Figure content listings:
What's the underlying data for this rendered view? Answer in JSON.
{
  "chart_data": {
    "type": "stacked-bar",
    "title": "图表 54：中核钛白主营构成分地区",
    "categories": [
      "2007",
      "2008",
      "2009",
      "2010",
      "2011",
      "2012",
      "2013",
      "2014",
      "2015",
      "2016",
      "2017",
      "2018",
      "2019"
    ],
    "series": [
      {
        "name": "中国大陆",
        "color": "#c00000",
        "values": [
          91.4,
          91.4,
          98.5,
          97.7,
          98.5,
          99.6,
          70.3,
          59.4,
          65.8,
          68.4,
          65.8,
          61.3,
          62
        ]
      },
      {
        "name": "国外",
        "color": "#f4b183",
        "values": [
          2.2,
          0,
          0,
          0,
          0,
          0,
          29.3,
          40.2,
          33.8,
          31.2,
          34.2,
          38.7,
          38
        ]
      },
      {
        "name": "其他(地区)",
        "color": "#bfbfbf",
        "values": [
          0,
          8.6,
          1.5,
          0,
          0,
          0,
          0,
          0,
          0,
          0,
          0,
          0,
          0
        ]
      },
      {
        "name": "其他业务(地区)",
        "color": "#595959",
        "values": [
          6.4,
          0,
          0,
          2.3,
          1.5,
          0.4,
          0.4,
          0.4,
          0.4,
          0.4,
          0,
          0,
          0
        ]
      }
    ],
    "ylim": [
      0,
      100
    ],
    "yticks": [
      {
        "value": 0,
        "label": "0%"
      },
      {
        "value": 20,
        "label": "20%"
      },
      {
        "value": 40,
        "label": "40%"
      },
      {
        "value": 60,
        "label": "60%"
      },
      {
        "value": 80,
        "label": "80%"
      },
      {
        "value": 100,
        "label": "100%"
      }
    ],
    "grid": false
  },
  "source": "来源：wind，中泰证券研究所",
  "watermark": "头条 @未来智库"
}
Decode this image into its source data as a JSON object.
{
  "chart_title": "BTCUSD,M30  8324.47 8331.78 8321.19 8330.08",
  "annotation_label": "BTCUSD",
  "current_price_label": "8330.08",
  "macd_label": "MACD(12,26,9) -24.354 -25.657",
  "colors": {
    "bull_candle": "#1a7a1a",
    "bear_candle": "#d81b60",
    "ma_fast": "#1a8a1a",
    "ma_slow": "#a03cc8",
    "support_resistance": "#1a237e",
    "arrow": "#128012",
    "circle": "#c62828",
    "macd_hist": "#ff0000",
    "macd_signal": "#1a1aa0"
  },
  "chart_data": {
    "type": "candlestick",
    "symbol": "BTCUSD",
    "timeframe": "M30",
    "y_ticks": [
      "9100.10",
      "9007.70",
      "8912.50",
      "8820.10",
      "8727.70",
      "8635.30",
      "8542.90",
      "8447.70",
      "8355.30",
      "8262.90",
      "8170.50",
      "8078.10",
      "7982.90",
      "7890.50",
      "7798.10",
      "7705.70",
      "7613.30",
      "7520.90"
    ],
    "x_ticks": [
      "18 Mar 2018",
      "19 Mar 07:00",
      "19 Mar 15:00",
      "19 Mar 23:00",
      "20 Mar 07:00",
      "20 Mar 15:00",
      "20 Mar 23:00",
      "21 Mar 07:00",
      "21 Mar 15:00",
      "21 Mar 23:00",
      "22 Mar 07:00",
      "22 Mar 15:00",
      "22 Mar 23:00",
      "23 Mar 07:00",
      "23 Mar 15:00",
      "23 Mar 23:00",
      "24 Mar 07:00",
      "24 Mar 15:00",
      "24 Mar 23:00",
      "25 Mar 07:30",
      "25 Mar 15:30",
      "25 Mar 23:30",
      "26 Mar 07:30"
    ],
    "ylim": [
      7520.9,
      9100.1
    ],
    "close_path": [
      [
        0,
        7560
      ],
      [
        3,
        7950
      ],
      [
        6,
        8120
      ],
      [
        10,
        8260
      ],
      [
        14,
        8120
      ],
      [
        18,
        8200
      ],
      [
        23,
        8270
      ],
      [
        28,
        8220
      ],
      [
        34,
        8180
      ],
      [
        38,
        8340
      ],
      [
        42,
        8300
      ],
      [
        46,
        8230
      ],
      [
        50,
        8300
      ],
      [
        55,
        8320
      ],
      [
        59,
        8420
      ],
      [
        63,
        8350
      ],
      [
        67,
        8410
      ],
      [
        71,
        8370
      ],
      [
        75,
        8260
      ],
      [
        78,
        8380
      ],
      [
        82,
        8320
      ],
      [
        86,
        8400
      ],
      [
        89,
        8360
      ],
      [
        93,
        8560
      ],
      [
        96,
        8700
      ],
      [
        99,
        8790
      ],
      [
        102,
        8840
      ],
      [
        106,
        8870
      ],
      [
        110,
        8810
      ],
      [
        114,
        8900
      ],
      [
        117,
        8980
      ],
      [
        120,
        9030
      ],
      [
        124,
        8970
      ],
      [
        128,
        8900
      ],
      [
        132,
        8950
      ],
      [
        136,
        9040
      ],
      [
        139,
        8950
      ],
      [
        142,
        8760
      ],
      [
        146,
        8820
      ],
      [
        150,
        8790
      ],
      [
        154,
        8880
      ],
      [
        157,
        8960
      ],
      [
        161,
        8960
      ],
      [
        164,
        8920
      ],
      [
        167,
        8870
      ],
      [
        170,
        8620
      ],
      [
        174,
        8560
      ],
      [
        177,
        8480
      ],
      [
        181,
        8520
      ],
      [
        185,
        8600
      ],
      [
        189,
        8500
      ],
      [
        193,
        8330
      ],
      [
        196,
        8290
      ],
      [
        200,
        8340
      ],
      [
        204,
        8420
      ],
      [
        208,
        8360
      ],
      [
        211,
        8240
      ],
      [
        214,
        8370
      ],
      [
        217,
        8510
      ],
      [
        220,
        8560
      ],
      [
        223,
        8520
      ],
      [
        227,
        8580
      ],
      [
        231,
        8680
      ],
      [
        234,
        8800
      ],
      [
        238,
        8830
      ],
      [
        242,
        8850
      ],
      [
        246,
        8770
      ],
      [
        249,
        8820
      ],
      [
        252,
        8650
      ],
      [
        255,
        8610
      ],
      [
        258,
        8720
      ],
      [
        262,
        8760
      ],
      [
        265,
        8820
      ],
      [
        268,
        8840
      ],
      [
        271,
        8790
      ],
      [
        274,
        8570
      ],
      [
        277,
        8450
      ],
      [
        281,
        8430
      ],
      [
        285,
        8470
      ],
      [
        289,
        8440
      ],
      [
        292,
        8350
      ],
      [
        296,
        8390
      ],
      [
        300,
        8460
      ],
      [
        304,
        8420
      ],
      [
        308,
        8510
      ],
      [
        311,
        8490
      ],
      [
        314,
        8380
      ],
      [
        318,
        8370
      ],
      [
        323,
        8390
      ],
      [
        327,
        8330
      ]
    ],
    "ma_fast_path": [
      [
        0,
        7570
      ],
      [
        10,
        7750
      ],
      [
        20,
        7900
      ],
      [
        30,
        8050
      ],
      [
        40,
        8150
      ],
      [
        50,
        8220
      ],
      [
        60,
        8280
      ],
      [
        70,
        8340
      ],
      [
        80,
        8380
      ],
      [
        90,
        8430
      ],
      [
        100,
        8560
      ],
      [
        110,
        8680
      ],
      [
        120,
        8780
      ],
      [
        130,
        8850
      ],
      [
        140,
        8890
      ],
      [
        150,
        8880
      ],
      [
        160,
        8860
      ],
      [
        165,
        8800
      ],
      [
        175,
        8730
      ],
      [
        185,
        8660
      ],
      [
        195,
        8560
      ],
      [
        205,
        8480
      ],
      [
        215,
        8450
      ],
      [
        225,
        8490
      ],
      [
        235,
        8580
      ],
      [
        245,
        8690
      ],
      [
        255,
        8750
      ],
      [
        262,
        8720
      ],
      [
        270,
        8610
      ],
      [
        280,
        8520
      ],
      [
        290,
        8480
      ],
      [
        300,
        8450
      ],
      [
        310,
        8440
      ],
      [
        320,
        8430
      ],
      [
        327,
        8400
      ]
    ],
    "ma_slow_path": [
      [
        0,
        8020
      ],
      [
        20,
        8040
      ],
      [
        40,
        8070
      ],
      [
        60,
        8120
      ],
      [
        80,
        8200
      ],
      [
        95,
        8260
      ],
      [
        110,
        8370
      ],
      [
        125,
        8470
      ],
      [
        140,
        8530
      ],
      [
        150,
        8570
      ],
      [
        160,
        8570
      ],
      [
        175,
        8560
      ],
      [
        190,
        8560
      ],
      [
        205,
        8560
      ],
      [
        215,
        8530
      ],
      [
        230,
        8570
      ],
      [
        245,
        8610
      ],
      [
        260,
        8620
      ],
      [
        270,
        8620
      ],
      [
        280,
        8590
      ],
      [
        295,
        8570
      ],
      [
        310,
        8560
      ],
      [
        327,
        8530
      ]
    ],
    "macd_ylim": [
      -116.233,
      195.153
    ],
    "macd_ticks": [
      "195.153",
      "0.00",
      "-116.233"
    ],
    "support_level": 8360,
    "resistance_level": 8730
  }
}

**GIVEN TASK:**
Select every line where the word "JSON" occurs.

**FINAL RESULT:**
What's the underlying data for this rendered view? Answer in JSON.
Decode this image into its source data as a JSON object.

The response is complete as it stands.